▶ [Exercise description]
Find the lines holding "markers" and copy them.

++++

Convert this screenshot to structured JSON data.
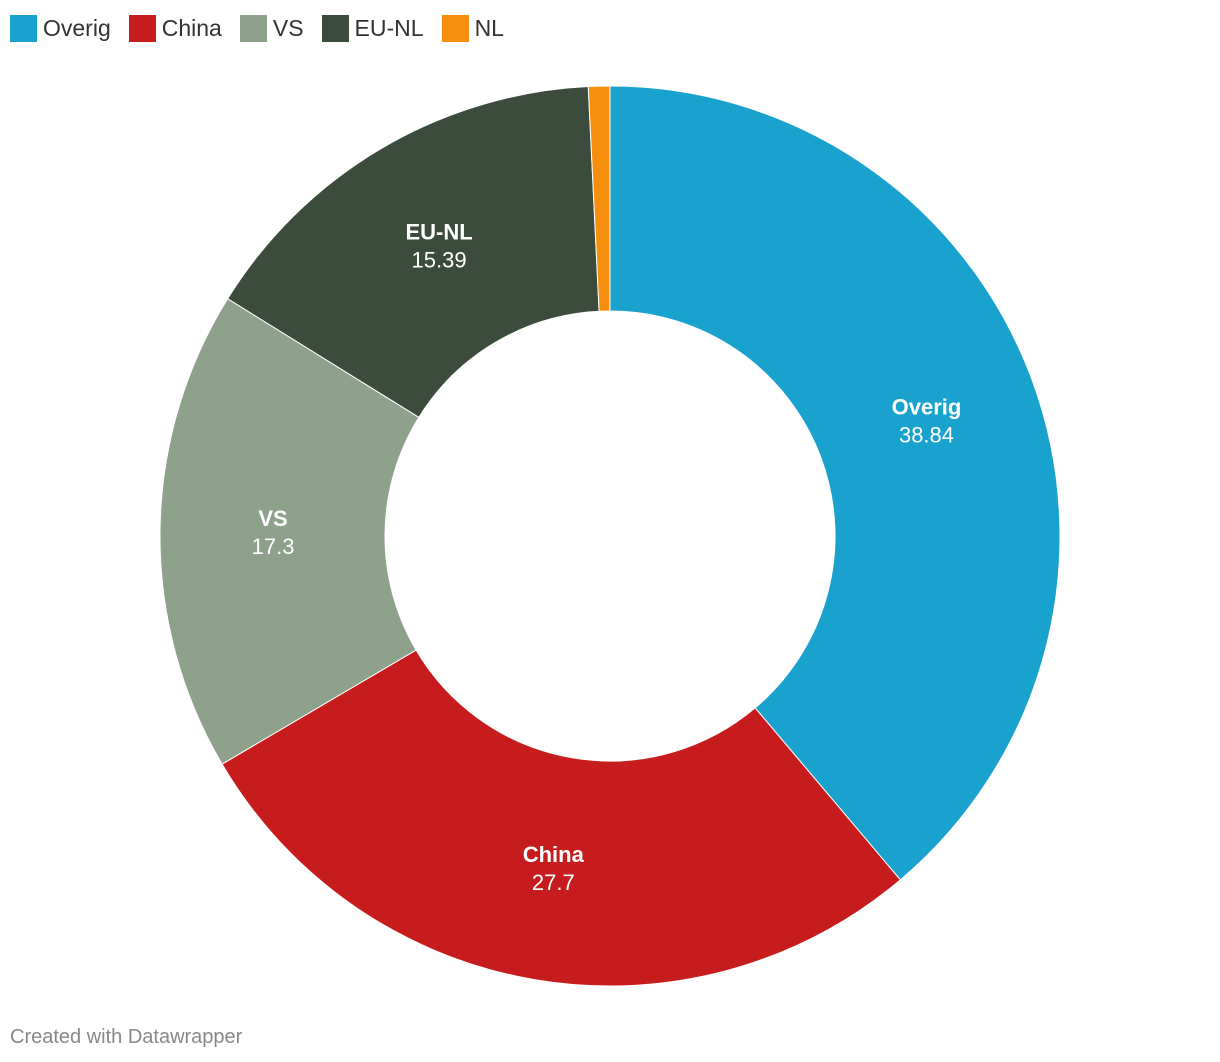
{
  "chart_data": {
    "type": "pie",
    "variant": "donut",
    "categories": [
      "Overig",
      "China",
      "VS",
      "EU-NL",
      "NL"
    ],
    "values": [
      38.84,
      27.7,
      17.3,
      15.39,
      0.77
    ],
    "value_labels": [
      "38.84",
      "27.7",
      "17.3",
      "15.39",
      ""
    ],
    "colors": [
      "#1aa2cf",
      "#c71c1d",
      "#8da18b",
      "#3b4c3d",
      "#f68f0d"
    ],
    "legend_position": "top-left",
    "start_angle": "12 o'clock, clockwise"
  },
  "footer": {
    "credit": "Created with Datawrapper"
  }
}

++++

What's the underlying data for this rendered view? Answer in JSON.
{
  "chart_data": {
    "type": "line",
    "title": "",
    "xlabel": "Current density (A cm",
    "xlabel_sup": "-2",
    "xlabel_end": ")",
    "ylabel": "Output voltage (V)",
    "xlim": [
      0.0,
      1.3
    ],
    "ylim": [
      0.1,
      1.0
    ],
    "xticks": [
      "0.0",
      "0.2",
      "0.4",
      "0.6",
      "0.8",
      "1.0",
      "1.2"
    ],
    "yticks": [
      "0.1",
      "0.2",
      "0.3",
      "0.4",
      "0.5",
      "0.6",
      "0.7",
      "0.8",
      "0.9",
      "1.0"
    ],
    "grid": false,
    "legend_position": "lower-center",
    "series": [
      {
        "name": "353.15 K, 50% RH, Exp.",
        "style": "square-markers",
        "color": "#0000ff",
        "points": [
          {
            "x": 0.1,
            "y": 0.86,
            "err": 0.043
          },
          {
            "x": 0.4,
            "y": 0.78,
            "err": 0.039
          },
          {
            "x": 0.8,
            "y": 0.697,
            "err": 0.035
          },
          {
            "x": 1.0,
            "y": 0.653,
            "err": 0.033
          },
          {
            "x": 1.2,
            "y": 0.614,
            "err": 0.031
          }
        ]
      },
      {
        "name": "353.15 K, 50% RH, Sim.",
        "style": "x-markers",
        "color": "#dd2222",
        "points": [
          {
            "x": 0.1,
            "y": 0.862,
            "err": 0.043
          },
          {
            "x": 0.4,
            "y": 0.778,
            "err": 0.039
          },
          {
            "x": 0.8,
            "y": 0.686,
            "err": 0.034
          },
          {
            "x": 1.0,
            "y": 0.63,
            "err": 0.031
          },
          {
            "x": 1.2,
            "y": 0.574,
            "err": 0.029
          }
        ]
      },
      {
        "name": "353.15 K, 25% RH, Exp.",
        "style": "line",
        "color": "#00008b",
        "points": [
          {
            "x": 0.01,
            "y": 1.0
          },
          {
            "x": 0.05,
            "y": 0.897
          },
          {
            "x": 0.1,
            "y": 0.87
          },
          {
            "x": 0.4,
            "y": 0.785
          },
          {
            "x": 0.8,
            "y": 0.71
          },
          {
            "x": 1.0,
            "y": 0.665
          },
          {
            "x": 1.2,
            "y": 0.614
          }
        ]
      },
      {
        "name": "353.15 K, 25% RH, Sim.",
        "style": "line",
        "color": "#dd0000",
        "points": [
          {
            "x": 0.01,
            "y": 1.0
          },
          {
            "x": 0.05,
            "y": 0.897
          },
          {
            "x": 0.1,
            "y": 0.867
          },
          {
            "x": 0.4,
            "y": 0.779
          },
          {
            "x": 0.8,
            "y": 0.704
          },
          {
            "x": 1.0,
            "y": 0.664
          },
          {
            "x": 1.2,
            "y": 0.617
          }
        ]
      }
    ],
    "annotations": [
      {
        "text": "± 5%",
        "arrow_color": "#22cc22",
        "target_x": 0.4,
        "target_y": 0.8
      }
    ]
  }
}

++++

▶ [Answer]
        "style": "square-markers",
        "style": "x-markers",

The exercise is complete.